* BEGIN Provided data *

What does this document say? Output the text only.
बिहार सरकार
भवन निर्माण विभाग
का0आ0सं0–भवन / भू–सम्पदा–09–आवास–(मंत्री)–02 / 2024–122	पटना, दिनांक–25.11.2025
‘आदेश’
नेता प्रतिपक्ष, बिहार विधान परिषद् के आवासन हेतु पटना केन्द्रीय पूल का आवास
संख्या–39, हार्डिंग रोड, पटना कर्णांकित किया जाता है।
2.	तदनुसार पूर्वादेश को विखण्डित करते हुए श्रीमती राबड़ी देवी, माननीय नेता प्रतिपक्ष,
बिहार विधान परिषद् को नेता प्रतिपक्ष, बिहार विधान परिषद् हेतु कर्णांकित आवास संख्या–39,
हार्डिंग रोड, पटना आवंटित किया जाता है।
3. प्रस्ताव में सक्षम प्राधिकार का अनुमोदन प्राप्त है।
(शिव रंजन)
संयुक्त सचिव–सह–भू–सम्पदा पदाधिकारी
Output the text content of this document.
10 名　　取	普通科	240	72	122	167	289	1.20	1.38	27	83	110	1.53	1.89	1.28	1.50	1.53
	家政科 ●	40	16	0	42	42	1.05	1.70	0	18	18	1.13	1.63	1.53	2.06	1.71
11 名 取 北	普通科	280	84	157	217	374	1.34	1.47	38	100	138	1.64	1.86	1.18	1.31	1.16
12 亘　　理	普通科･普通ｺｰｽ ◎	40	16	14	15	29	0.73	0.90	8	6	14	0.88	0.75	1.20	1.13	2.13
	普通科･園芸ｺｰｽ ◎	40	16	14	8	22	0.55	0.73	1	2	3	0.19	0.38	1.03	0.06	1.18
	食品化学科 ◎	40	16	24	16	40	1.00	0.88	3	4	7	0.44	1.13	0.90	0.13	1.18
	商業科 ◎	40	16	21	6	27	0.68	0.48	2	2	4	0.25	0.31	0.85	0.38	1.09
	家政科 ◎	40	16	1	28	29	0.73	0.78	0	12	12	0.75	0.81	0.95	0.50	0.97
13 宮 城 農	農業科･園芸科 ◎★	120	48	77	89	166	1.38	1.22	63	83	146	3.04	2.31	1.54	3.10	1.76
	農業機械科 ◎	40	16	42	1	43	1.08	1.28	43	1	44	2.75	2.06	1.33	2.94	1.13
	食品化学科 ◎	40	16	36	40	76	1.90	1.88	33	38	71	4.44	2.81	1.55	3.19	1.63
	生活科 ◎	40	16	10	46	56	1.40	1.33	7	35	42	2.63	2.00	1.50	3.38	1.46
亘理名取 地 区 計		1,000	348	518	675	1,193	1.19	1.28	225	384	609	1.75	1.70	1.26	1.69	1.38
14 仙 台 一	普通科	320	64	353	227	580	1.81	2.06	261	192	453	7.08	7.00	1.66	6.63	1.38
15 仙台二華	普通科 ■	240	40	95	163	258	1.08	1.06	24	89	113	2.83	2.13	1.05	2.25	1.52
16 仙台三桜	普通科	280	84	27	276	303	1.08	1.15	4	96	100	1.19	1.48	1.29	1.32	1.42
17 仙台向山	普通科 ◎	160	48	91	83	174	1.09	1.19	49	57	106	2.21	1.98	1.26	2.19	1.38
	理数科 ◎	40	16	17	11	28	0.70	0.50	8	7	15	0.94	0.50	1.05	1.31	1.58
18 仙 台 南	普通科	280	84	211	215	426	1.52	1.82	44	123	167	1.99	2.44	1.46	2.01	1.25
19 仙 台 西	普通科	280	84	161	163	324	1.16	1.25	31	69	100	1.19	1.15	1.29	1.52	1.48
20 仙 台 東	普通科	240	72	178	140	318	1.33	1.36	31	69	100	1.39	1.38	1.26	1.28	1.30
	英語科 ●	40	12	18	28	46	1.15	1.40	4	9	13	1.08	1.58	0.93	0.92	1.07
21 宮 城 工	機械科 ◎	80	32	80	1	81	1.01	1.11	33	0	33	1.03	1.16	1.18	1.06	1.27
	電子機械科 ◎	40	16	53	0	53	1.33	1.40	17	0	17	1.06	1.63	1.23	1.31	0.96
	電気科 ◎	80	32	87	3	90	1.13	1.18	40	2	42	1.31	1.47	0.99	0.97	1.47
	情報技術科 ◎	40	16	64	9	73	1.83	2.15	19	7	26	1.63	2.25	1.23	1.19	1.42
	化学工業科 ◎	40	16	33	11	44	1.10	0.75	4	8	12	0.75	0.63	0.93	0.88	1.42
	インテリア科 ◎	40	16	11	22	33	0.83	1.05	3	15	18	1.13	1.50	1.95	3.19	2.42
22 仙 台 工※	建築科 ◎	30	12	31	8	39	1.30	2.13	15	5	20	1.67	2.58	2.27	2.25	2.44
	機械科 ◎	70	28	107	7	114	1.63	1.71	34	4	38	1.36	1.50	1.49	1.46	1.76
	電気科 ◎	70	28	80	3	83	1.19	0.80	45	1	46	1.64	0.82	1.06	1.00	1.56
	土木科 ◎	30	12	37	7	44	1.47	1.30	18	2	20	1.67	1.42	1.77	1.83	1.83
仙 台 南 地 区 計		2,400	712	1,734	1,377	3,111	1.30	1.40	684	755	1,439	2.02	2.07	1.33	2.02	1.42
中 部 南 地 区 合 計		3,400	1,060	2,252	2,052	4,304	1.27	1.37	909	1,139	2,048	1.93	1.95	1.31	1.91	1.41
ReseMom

* END Provided data *

Work to do → Copy out each record exactly as given, omitting none.

Task result →
What does this document say? Output the text only.
बिहार सरकार
भवन निर्माण विभाग
का0आ0सं0–भवन / भू–सम्पदा–09–आवास–(मंत्री)–02 / 2024–122	पटना, दिनांक–25.11.2025
‘आदेश’
नेता प्रतिपक्ष, बिहार विधान परिषद् के आवासन हेतु पटना केन्द्रीय पूल का आवास
संख्या–39, हार्डिंग रोड, पटना कर्णांकित किया जाता है।
2.	तदनुसार पूर्वादेश को विखण्डित करते हुए श्रीमती राबड़ी देवी, माननीय नेता प्रतिपक्ष,
बिहार विधान परिषद् को नेता प्रतिपक्ष, बिहार विधान परिषद् हेतु कर्णांकित आवास संख्या–39,
हार्डिंग रोड, पटना आवंटित किया जाता है।
3. प्रस्ताव में सक्षम प्राधिकार का अनुमोदन प्राप्त है।
(शिव रंजन)
संयुक्त सचिव–सह–भू–सम्पदा पदाधिकारी
Output the text content of this document.
10 名　　取	普通科	240	72	122	167	289	1.20	1.38	27	83	110	1.53	1.89	1.28	1.50	1.53
	家政科 ●	40	16	0	42	42	1.05	1.70	0	18	18	1.13	1.63	1.53	2.06	1.71
11 名 取 北	普通科	280	84	157	217	374	1.34	1.47	38	100	138	1.64	1.86	1.18	1.31	1.16
12 亘　　理	普通科･普通ｺｰｽ ◎	40	16	14	15	29	0.73	0.90	8	6	14	0.88	0.75	1.20	1.13	2.13
	普通科･園芸ｺｰｽ ◎	40	16	14	8	22	0.55	0.73	1	2	3	0.19	0.38	1.03	0.06	1.18
	食品化学科 ◎	40	16	24	16	40	1.00	0.88	3	4	7	0.44	1.13	0.90	0.13	1.18
	商業科 ◎	40	16	21	6	27	0.68	0.48	2	2	4	0.25	0.31	0.85	0.38	1.09
	家政科 ◎	40	16	1	28	29	0.73	0.78	0	12	12	0.75	0.81	0.95	0.50	0.97
13 宮 城 農	農業科･園芸科 ◎★	120	48	77	89	166	1.38	1.22	63	83	146	3.04	2.31	1.54	3.10	1.76
	農業機械科 ◎	40	16	42	1	43	1.08	1.28	43	1	44	2.75	2.06	1.33	2.94	1.13
	食品化学科 ◎	40	16	36	40	76	1.90	1.88	33	38	71	4.44	2.81	1.55	3.19	1.63
	生活科 ◎	40	16	10	46	56	1.40	1.33	7	35	42	2.63	2.00	1.50	3.38	1.46
亘理名取 地 区 計		1,000	348	518	675	1,193	1.19	1.28	225	384	609	1.75	1.70	1.26	1.69	1.38
14 仙 台 一	普通科	320	64	353	227	580	1.81	2.06	261	192	453	7.08	7.00	1.66	6.63	1.38
15 仙台二華	普通科 ■	240	40	95	163	258	1.08	1.06	24	89	113	2.83	2.13	1.05	2.25	1.52
16 仙台三桜	普通科	280	84	27	276	303	1.08	1.15	4	96	100	1.19	1.48	1.29	1.32	1.42
17 仙台向山	普通科 ◎	160	48	91	83	174	1.09	1.19	49	57	106	2.21	1.98	1.26	2.19	1.38
	理数科 ◎	40	16	17	11	28	0.70	0.50	8	7	15	0.94	0.50	1.05	1.31	1.58
18 仙 台 南	普通科	280	84	211	215	426	1.52	1.82	44	123	167	1.99	2.44	1.46	2.01	1.25
19 仙 台 西	普通科	280	84	161	163	324	1.16	1.25	31	69	100	1.19	1.15	1.29	1.52	1.48
20 仙 台 東	普通科	240	72	178	140	318	1.33	1.36	31	69	100	1.39	1.38	1.26	1.28	1.30
	英語科 ●	40	12	18	28	46	1.15	1.40	4	9	13	1.08	1.58	0.93	0.92	1.07
21 宮 城 工	機械科 ◎	80	32	80	1	81	1.01	1.11	33	0	33	1.03	1.16	1.18	1.06	1.27
	電子機械科 ◎	40	16	53	0	53	1.33	1.40	17	0	17	1.06	1.63	1.23	1.31	0.96
	電気科 ◎	80	32	87	3	90	1.13	1.18	40	2	42	1.31	1.47	0.99	0.97	1.47
	情報技術科 ◎	40	16	64	9	73	1.83	2.15	19	7	26	1.63	2.25	1.23	1.19	1.42
	化学工業科 ◎	40	16	33	11	44	1.10	0.75	4	8	12	0.75	0.63	0.93	0.88	1.42
	インテリア科 ◎	40	16	11	22	33	0.83	1.05	3	15	18	1.13	1.50	1.95	3.19	2.42
22 仙 台 工※	建築科 ◎	30	12	31	8	39	1.30	2.13	15	5	20	1.67	2.58	2.27	2.25	2.44
	機械科 ◎	70	28	107	7	114	1.63	1.71	34	4	38	1.36	1.50	1.49	1.46	1.76
	電気科 ◎	70	28	80	3	83	1.19	0.80	45	1	46	1.64	0.82	1.06	1.00	1.56
	土木科 ◎	30	12	37	7	44	1.47	1.30	18	2	20	1.67	1.42	1.77	1.83	1.83
仙 台 南 地 区 計		2,400	712	1,734	1,377	3,111	1.30	1.40	684	755	1,439	2.02	2.07	1.33	2.02	1.42
中 部 南 地 区 合 計		3,400	1,060	2,252	2,052	4,304	1.27	1.37	909	1,139	2,048	1.93	1.95	1.31	1.91	1.41
ReseMom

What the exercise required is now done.